• [Directions for this task]: Pictures aside, quote the whole listing exactly.

• [Listed records]:
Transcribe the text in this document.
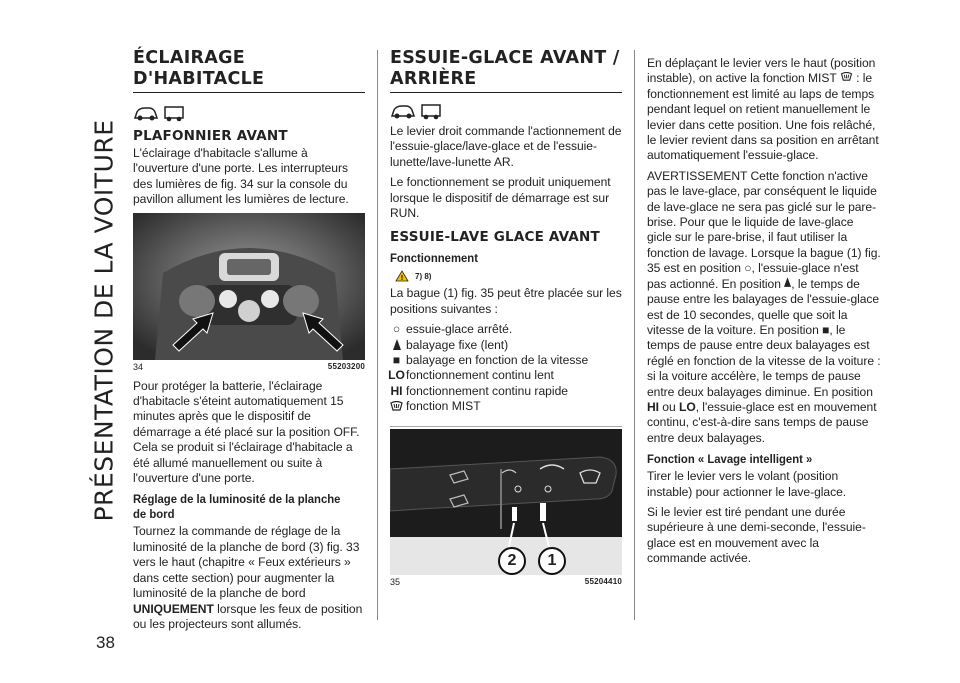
PRÉSENTATION DE LA VOITURE
38
ÉCLAIRAGE D'HABITACLE
PLAFONNIER AVANT
L'éclairage d'habitacle s'allume à l'ouverture d'une porte. Les interrupteurs des lumières de fig. 34 sur la console du pavillon allument les lumières de lecture.
34	55203200
Pour protéger la batterie, l'éclairage d'habitacle s'éteint automatiquement 15 minutes après que le dispositif de démarrage a été placé sur la position OFF. Cela se produit si l'éclairage d'habitacle a été allumé manuellement ou suite à l'ouverture d'une porte.
Réglage de la luminosité de la planche de bord
Tournez la commande de réglage de la luminosité de la planche de bord (3) fig. 33 vers le haut (chapitre « Feux extérieurs » dans cette section) pour augmenter la luminosité de la planche de bord UNIQUEMENT lorsque les feux de position ou les projecteurs sont allumés.
ESSUIE-GLACE AVANT / ARRIÈRE
Le levier droit commande l'actionnement de l'essuie-glace/lave-glace et de l'essuie-lunette/lave-lunette AR.
Le fonctionnement se produit uniquement lorsque le dispositif de démarrage est sur RUN.
ESSUIE-LAVE GLACE AVANT
Fonctionnement
! 7) 8)
La bague (1) fig. 35 peut être placée sur les positions suivantes :
○ essuie-glace arrêté.
balayage fixe (lent)
■ balayage en fonction de la vitesse
LO fonctionnement continu lent
HI fonctionnement continu rapide
fonction MIST
2	1
35	55204410
En déplaçant le levier vers le haut (position instable), on active la fonction MIST  : le fonctionnement est limité au laps de temps pendant lequel on retient manuellement le levier dans cette position. Une fois relâché, le levier revient dans sa position en arrêtant automatiquement l'essuie-glace.
AVERTISSEMENT Cette fonction n'active pas le lave-glace, par conséquent le liquide de lave-glace ne sera pas giclé sur le pare-brise. Pour que le liquide de lave-glace gicle sur le pare-brise, il faut utiliser la fonction de lavage. Lorsque la bague (1) fig. 35 est en position ○, l'essuie-glace n'est pas actionné. En position , le temps de pause entre les balayages de l'essuie-glace est de 10 secondes, quelle que soit la vitesse de la voiture. En position ■, le temps de pause entre deux balayages est réglé en fonction de la vitesse de la voiture : si la voiture accélère, le temps de pause entre deux balayages diminue. En position HI ou LO, l'essuie-glace est en mouvement continu, c'est-à-dire sans temps de pause entre deux balayages.
Fonction « Lavage intelligent »
Tirer le levier vers le volant (position instable) pour actionner le lave-glace.
Si le levier est tiré pendant une durée supérieure à une demi-seconde, l'essuie-glace est en mouvement avec la commande activée.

• [Output of the exercise]:
Transcribe the text in this document.
PRÉSENTATION DE LA VOITURE
38
ÉCLAIRAGE D'HABITACLE
PLAFONNIER AVANT
L'éclairage d'habitacle s'allume à l'ouverture d'une porte. Les interrupteurs des lumières de fig. 34 sur la console du pavillon allument les lumières de lecture.
34	55203200
Pour protéger la batterie, l'éclairage d'habitacle s'éteint automatiquement 15 minutes après que le dispositif de démarrage a été placé sur la position OFF. Cela se produit si l'éclairage d'habitacle a été allumé manuellement ou suite à l'ouverture d'une porte.
Réglage de la luminosité de la planche de bord
Tournez la commande de réglage de la luminosité de la planche de bord (3) fig. 33 vers le haut (chapitre « Feux extérieurs » dans cette section) pour augmenter la luminosité de la planche de bord UNIQUEMENT lorsque les feux de position ou les projecteurs sont allumés.
ESSUIE-GLACE AVANT / ARRIÈRE
Le levier droit commande l'actionnement de l'essuie-glace/lave-glace et de l'essuie-lunette/lave-lunette AR.
Le fonctionnement se produit uniquement lorsque le dispositif de démarrage est sur RUN.
ESSUIE-LAVE GLACE AVANT
Fonctionnement
! 7) 8)
La bague (1) fig. 35 peut être placée sur les positions suivantes :
○ essuie-glace arrêté.
balayage fixe (lent)
■ balayage en fonction de la vitesse
LO fonctionnement continu lent
HI fonctionnement continu rapide
fonction MIST
2	1
35	55204410
En déplaçant le levier vers le haut (position instable), on active la fonction MIST  : le fonctionnement est limité au laps de temps pendant lequel on retient manuellement le levier dans cette position. Une fois relâché, le levier revient dans sa position en arrêtant automatiquement l'essuie-glace.
AVERTISSEMENT Cette fonction n'active pas le lave-glace, par conséquent le liquide de lave-glace ne sera pas giclé sur le pare-brise. Pour que le liquide de lave-glace gicle sur le pare-brise, il faut utiliser la fonction de lavage. Lorsque la bague (1) fig. 35 est en position ○, l'essuie-glace n'est pas actionné. En position , le temps de pause entre les balayages de l'essuie-glace est de 10 secondes, quelle que soit la vitesse de la voiture. En position ■, le temps de pause entre deux balayages est réglé en fonction de la vitesse de la voiture : si la voiture accélère, le temps de pause entre deux balayages diminue. En position HI ou LO, l'essuie-glace est en mouvement continu, c'est-à-dire sans temps de pause entre deux balayages.
Fonction « Lavage intelligent »
Tirer le levier vers le volant (position instable) pour actionner le lave-glace.
Si le levier est tiré pendant une durée supérieure à une demi-seconde, l'essuie-glace est en mouvement avec la commande activée.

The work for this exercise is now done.